LESETEXT>
Bahnstrommasten in Germering:Ein ersehntes Ende

80 Jahre sind die Stahlträger gestanden, in der kommenden Woche werden sie demontiert. Die Anwohner sind erleichtert - und der eigene Garten wird schöner.

Andreas Ostermeier

Günter Schöbel wird seinen Urlaub unterbrechen. Beim Abbau der Bahnstrommasten in der kommenden Woche will er unbedingt dabei sein. Dafür verzichtet er auch einen Tag aufs Skifahren. Lange hat sich der Anwohner der Kriegerstraße in einer Bürgerinitiative dafür eingesetzt, dass die Freileitung entfernt wird, die bis vor kurzem mitten durch Germering führte. Jetzt sind er und seine Mitstreiter am Ziel.

Am Montag und Dienstag, 2. und 3. April, werden die Stahlträger demontiert, die auf den Grundstücken in der Kriegerstraße stehen. Schöbels Nachbarin Katharina Kraft hat so ein Ungetüm auf ihrem Reihenhausgrün. Das Betonfundament sowie die Stangen des Trägers wirken mächtig in dem kleinen Garten. Der werde jetzt größer und der "Wohnkomfort" nehme zu, sagte Kraft am Mittwoch der SZ. Darüber freut sich die junge Mutter: "Endlich kommt der Masten raus."

Zeilen aus einem Datensatz:
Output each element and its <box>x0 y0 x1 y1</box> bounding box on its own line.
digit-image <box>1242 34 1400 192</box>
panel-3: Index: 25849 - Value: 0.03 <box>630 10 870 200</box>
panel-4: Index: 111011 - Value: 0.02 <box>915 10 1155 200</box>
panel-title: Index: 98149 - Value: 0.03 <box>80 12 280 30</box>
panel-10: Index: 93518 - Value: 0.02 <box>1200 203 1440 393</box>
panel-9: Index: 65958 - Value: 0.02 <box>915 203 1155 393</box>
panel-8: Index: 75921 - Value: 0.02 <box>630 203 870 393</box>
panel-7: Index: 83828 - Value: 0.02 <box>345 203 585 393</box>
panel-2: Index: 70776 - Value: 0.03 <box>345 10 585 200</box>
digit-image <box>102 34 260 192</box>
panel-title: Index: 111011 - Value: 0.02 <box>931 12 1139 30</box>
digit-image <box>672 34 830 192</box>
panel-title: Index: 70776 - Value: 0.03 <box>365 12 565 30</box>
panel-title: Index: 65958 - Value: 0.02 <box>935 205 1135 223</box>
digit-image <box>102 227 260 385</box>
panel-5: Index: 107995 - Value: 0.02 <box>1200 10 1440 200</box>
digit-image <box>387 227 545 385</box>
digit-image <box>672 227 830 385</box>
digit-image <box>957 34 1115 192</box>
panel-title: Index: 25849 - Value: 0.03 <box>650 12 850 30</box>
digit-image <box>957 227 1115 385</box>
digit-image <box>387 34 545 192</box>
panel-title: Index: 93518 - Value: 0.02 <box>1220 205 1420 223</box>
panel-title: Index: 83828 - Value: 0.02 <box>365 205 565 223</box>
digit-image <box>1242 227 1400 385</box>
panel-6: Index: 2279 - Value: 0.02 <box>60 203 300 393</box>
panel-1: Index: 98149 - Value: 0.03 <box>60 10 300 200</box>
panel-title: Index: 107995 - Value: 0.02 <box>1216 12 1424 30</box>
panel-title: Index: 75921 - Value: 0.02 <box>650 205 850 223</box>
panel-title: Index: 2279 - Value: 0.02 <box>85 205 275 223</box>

AUFGABE> Gib aus dem Artikel über die Bahnstrommasten den Abschnitt zwischen „Bahnstrommasten in Germering:Ein“ und „seine Mitstreiter am Ziel.“, beide eingeschlossen, wortgetreu aus.

ERWARTETE ANTWORT>
Bahnstrommasten in Germering:Ein ersehntes Ende

80 Jahre sind die Stahlträger gestanden, in der kommenden Woche werden sie demontiert. Die Anwohner sind erleichtert - und der eigene Garten wird schöner.

Andreas Ostermeier

Günter Schöbel wird seinen Urlaub unterbrechen. Beim Abbau der Bahnstrommasten in der kommenden Woche will er unbedingt dabei sein. Dafür verzichtet er auch einen Tag aufs Skifahren. Lange hat sich der Anwohner der Kriegerstraße in einer Bürgerinitiative dafür eingesetzt, dass die Freileitung entfernt wird, die bis vor kurzem mitten durch Germering führte. Jetzt sind er und seine Mitstreiter am Ziel.